- _Set problem_:
Count the lines in the items below that contain the string "lungometraggio", and reply with only that number.

- _Source data_:
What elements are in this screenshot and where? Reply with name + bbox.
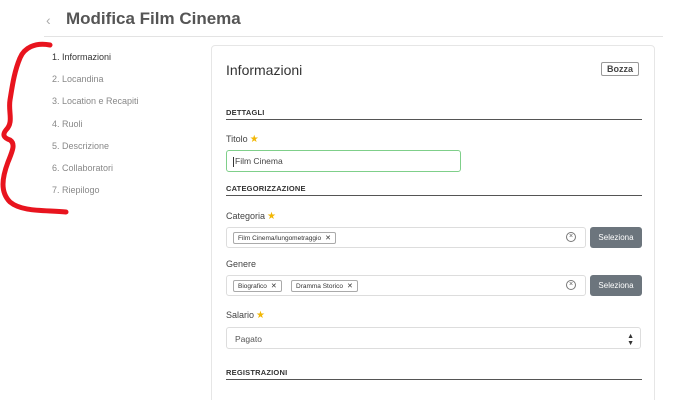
chevron-left-icon[interactable]: ‹ [46,12,51,28]
title-label: Titolo ★ [226,134,259,145]
section-categorizzazione-label: CATEGORIZZAZIONE [226,184,306,193]
step-locandina[interactable]: 2. Locandina [52,74,139,96]
remove-tag-icon[interactable]: ✕ [347,283,353,290]
required-star-icon: ★ [249,134,259,145]
genre-field[interactable]: Biografico ✕ Dramma Storico ✕ × [226,275,586,296]
section-dettagli-label: DETTAGLI [226,108,265,117]
section-dettagli: DETTAGLI [226,108,642,120]
remove-tag-icon[interactable]: ✕ [271,283,277,290]
form-card: Informazioni Bozza DETTAGLI Titolo ★ Film… [211,45,655,400]
section-categorizzazione: CATEGORIZZAZIONE [226,184,642,196]
category-label: Categoria ★ [226,211,276,222]
clear-icon[interactable]: × [566,280,576,290]
title-input[interactable]: Film Cinema [226,150,461,172]
sort-arrows-icon: ▲ ▼ [627,333,634,347]
salary-select[interactable]: Pagato ▲ ▼ [226,327,641,349]
genre-tag: Dramma Storico ✕ [291,280,358,292]
required-star-icon: ★ [267,211,276,222]
category-field[interactable]: Film Cinema/lungometraggio ✕ × [226,227,586,248]
section-registrazioni-label: REGISTRAZIONI [226,368,288,377]
step-location-recapiti[interactable]: 3. Location e Recapiti [52,96,139,118]
category-tag: Film Cinema/lungometraggio ✕ [233,232,336,244]
step-ruoli[interactable]: 4. Ruoli [52,119,139,141]
genre-select-button[interactable]: Seleziona [590,275,642,296]
step-descrizione[interactable]: 5. Descrizione [52,141,139,163]
wizard-steps: 1. Informazioni 2. Locandina 3. Location… [52,52,139,207]
salary-select-value: Pagato [235,334,262,344]
page-title: Modifica Film Cinema [66,9,241,28]
genre-tag: Biografico ✕ [233,280,282,292]
status-badge: Bozza [600,62,639,76]
card-title: Informazioni [226,62,303,78]
section-registrazioni: REGISTRAZIONI [226,368,642,380]
header-divider [44,36,663,37]
clear-icon[interactable]: × [566,232,576,242]
salary-label: Salario ★ [226,310,265,321]
remove-tag-icon[interactable]: ✕ [325,235,331,242]
step-riepilogo[interactable]: 7. Riepilogo [52,185,139,207]
title-input-value: Film Cinema [235,156,283,166]
step-informazioni[interactable]: 1. Informazioni [52,52,139,74]
genre-label: Genere [226,259,257,269]
category-select-button[interactable]: Seleziona [590,227,642,248]
required-star-icon: ★ [256,310,265,321]
step-collaboratori[interactable]: 6. Collaboratori [52,163,139,185]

- _Reply to the task_:
2